# Exercise prompt:
Go through the entries below and pick out every line with "levels".
** start of Records for the exercise **
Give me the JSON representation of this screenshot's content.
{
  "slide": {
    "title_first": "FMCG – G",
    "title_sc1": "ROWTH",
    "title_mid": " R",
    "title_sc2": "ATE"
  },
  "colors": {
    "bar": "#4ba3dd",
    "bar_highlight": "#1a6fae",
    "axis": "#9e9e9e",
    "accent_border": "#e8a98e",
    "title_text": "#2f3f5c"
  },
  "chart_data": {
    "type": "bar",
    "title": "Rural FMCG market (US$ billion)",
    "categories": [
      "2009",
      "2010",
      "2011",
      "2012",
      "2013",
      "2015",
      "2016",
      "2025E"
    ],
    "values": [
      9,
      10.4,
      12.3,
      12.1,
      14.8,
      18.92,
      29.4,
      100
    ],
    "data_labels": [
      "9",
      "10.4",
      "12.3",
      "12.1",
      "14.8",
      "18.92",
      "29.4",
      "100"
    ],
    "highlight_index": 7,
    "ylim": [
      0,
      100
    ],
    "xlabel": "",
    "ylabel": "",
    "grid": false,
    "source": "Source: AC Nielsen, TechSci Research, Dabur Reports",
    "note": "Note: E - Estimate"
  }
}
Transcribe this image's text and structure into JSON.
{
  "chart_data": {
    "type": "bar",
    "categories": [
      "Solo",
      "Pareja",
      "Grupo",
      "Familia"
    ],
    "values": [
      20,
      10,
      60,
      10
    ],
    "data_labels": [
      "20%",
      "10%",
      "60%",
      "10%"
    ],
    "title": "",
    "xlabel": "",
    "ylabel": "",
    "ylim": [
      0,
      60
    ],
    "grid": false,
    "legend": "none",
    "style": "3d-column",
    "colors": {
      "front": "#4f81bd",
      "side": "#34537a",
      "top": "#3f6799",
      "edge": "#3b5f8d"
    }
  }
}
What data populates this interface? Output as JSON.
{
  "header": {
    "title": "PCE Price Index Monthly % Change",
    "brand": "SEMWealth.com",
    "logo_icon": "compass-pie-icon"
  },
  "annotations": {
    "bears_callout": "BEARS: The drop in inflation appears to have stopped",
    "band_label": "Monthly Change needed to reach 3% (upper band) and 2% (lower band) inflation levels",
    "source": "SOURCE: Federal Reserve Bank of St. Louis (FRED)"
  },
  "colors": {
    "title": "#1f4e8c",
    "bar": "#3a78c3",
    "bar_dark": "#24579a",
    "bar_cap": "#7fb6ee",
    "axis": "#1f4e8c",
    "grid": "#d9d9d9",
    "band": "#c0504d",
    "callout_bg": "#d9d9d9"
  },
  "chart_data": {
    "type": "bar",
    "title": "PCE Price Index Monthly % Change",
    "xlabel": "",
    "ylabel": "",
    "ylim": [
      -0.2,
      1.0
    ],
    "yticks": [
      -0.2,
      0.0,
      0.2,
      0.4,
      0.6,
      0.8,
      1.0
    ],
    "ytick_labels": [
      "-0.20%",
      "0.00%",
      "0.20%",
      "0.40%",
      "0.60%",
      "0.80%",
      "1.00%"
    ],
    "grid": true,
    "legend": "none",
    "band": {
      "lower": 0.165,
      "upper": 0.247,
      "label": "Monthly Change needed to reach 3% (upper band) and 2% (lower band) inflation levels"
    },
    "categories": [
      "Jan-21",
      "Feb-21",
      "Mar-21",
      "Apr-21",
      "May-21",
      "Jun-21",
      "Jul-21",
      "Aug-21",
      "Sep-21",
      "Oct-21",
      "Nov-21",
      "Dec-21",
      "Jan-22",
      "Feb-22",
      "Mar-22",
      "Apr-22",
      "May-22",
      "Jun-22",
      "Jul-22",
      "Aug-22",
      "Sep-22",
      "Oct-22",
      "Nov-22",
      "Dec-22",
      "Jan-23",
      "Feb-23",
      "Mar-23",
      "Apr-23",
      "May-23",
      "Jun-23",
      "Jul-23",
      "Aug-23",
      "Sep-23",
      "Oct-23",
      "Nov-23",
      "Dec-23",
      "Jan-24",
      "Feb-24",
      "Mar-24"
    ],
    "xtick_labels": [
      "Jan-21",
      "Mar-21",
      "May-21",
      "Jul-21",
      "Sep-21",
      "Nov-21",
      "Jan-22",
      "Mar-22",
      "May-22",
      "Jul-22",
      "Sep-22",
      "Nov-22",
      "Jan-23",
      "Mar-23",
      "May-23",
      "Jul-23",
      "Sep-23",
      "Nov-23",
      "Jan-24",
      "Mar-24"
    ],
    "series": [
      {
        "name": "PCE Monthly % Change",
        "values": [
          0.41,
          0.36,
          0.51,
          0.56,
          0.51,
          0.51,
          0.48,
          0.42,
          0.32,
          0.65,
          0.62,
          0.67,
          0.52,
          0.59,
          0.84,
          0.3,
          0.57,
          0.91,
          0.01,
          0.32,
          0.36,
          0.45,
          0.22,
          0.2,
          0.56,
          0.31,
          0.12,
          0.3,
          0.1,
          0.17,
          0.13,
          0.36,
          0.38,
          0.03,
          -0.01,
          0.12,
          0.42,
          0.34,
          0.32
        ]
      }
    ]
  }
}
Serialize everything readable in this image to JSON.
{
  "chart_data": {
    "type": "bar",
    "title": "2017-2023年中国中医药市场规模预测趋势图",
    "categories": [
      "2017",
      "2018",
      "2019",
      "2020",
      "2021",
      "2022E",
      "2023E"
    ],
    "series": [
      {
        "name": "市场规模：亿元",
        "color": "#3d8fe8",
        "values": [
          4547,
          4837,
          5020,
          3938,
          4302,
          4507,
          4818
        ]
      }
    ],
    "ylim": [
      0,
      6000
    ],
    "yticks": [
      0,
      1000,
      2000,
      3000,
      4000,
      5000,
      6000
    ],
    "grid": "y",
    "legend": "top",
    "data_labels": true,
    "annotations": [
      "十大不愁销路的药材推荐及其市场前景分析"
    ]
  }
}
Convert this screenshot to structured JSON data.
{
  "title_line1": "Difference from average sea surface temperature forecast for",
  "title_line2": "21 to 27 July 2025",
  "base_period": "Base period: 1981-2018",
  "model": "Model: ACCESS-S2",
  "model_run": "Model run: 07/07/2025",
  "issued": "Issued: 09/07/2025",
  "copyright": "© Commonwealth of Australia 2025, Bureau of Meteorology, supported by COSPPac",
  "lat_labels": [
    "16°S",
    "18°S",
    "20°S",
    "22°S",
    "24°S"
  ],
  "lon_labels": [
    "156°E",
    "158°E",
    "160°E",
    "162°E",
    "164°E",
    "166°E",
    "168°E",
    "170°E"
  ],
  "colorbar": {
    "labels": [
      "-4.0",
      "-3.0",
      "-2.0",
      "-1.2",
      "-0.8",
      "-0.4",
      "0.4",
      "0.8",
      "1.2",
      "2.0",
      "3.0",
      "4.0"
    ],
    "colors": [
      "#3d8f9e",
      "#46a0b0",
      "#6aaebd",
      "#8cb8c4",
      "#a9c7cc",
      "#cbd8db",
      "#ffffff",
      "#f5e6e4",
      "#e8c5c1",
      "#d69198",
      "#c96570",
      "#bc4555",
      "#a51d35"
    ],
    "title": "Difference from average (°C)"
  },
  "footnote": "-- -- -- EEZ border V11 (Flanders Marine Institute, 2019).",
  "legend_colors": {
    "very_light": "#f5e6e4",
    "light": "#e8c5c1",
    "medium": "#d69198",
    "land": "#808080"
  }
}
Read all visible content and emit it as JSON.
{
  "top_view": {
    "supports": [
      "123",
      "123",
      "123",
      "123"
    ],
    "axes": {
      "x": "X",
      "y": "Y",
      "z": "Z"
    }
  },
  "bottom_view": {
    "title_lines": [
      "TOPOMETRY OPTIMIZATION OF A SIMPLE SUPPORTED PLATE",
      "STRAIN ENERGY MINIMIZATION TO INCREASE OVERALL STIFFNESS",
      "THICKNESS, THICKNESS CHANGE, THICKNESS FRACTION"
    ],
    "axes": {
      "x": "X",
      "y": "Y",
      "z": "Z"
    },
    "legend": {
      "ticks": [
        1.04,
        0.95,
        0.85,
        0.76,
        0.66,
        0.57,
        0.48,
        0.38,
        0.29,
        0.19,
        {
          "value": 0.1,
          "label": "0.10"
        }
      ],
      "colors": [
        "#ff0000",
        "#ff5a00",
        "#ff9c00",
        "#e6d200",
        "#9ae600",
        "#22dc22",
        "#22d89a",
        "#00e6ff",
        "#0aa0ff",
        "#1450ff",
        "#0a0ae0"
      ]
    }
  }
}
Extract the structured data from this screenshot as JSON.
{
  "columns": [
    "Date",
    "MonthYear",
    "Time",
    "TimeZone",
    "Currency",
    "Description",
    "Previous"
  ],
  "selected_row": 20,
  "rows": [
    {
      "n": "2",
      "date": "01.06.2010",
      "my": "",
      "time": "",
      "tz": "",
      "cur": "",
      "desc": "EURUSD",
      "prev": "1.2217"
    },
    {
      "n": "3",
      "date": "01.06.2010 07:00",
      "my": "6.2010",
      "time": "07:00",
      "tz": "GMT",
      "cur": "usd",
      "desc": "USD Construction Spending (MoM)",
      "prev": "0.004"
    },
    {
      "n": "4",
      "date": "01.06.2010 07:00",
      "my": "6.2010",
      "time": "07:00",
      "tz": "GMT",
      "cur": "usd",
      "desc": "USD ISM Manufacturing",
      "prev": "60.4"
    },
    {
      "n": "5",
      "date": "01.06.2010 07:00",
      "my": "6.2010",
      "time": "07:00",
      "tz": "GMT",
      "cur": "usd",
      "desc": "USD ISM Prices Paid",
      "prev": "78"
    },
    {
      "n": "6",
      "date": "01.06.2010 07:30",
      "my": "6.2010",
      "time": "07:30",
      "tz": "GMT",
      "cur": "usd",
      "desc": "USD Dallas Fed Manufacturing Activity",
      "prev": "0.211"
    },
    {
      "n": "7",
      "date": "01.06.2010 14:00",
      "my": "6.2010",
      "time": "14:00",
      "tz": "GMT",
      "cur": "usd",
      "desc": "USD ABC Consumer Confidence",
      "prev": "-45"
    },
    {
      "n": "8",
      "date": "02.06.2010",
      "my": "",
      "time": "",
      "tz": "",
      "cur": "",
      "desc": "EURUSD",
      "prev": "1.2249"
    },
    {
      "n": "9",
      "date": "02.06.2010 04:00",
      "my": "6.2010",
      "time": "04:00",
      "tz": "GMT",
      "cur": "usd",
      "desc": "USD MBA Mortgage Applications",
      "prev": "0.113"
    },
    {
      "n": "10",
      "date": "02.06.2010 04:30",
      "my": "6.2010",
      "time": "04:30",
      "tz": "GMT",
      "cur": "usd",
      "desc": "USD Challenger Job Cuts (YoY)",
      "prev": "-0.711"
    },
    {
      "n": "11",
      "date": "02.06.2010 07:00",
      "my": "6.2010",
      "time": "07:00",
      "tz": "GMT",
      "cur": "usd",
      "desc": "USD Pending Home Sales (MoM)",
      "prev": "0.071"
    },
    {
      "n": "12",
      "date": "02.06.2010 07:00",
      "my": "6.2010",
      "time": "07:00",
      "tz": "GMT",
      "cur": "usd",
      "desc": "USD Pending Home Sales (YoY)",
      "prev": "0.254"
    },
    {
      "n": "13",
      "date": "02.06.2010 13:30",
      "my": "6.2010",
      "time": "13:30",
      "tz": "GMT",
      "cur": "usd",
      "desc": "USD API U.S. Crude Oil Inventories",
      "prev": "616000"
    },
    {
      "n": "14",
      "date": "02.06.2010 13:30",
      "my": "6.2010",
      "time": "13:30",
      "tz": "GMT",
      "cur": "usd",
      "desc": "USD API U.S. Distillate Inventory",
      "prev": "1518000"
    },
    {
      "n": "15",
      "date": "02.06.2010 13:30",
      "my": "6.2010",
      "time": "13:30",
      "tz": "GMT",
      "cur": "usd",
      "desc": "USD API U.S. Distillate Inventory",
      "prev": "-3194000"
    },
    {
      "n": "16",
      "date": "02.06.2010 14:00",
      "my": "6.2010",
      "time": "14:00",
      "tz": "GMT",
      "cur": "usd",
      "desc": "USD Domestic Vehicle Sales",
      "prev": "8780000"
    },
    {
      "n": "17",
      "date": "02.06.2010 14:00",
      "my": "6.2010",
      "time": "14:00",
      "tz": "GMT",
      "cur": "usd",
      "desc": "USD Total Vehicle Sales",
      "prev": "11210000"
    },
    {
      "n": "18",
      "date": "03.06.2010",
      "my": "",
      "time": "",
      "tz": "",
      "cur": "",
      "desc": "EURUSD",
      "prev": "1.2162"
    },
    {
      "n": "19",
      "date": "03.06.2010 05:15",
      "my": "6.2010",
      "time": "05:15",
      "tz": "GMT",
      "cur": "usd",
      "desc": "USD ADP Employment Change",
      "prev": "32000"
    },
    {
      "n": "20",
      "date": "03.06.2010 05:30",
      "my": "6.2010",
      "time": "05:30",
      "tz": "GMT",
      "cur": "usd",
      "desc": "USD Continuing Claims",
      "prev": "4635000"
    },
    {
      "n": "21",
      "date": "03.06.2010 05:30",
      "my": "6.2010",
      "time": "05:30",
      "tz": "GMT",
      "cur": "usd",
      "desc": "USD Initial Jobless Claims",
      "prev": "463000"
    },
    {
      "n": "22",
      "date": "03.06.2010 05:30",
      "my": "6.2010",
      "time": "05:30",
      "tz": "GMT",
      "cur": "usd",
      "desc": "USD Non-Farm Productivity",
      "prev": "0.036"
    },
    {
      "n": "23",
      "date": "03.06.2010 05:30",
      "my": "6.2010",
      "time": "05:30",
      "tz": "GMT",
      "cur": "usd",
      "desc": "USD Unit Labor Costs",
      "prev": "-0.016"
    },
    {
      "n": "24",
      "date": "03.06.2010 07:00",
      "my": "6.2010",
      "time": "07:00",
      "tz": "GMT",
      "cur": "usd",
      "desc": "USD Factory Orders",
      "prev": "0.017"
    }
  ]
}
** end of Records for the exercise **
# Reply:
    "band_label": "Monthly Change needed to reach 3% (upper band) and 2% (lower band) inflation levels",
      "label": "Monthly Change needed to reach 3% (upper band) and 2% (lower band) inflation levels"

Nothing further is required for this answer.